(Collected data entries)
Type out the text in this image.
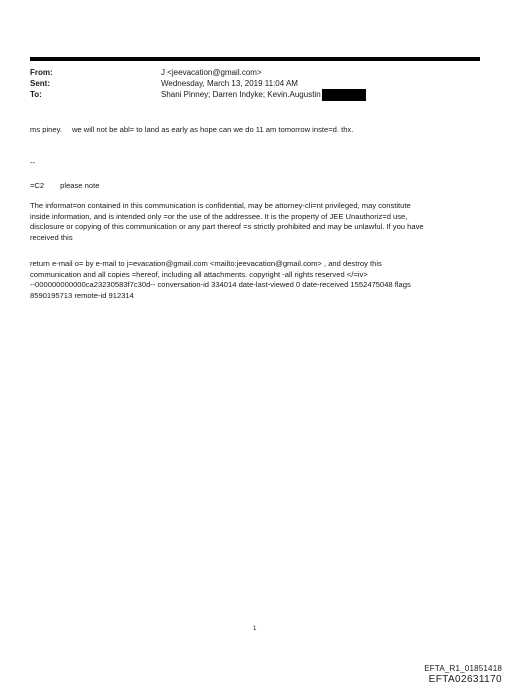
From:	J <jeevacation@gmail.com>
Sent:	Wednesday, March 13, 2019 11:04 AM
To:	Shani Pinney; Darren Indyke; Kevin.Augustin
ms piney. we will not be abl= to land as early as hope can we do 11 am tomorrow inste=d. thx.
--
=C2 please note
The informat=on contained in this communication is confidential, may be attorney-cli=nt privileged, may constitute
inside information, and is intended only =or the use of the addressee. It is the property of JEE Unauthoriz=d use,
disclosure or copying of this communication or any part thereof =s strictly prohibited and may be unlawful. If you have
received this
return e-mail o= by e-mail to j=evacation@gmail.com <mailto:jeevacation@gmail.com> , and destroy this
communication and all copies =hereof, including all attachments. copyright -all rights reserved </=iv>
--000000000000ca23230583f7c30d-- conversation-id 334014 date-last-viewed 0 date-received 1552475048 flags
8590195713 remote-id 912314
1
EFTA_R1_01851418
EFTA02631170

**TASK STATEMENT**
Each line that holds the word "gmail" is to be copied.

**ANSWER TO THIS EXERCISE**
From:	J <jeevacation@gmail.com>
return e-mail o= by e-mail to j=evacation@gmail.com <mailto:jeevacation@gmail.com> , and destroy this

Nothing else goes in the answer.